═══ Task input ═══
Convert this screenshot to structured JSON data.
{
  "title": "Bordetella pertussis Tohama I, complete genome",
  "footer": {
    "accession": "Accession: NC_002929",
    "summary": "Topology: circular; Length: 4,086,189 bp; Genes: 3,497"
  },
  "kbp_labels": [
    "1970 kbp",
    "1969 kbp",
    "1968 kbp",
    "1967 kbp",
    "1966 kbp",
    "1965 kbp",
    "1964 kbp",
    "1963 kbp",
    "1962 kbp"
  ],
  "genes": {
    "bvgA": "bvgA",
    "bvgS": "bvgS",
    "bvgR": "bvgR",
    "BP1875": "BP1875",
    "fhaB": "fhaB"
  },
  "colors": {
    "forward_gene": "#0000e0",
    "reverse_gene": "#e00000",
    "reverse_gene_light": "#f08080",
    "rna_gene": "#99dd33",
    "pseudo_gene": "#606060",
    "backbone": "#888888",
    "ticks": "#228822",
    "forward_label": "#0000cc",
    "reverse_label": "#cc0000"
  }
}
═══
Return all of the entries exactly as they were supplied.

* [Solution]:
Convert this screenshot to structured JSON data.
{
  "title": "Bordetella pertussis Tohama I, complete genome",
  "footer": {
    "accession": "Accession: NC_002929",
    "summary": "Topology: circular; Length: 4,086,189 bp; Genes: 3,497"
  },
  "kbp_labels": [
    "1970 kbp",
    "1969 kbp",
    "1968 kbp",
    "1967 kbp",
    "1966 kbp",
    "1965 kbp",
    "1964 kbp",
    "1963 kbp",
    "1962 kbp"
  ],
  "genes": {
    "bvgA": "bvgA",
    "bvgS": "bvgS",
    "bvgR": "bvgR",
    "BP1875": "BP1875",
    "fhaB": "fhaB"
  },
  "colors": {
    "forward_gene": "#0000e0",
    "reverse_gene": "#e00000",
    "reverse_gene_light": "#f08080",
    "rna_gene": "#99dd33",
    "pseudo_gene": "#606060",
    "backbone": "#888888",
    "ticks": "#228822",
    "forward_label": "#0000cc",
    "reverse_label": "#cc0000"
  }
}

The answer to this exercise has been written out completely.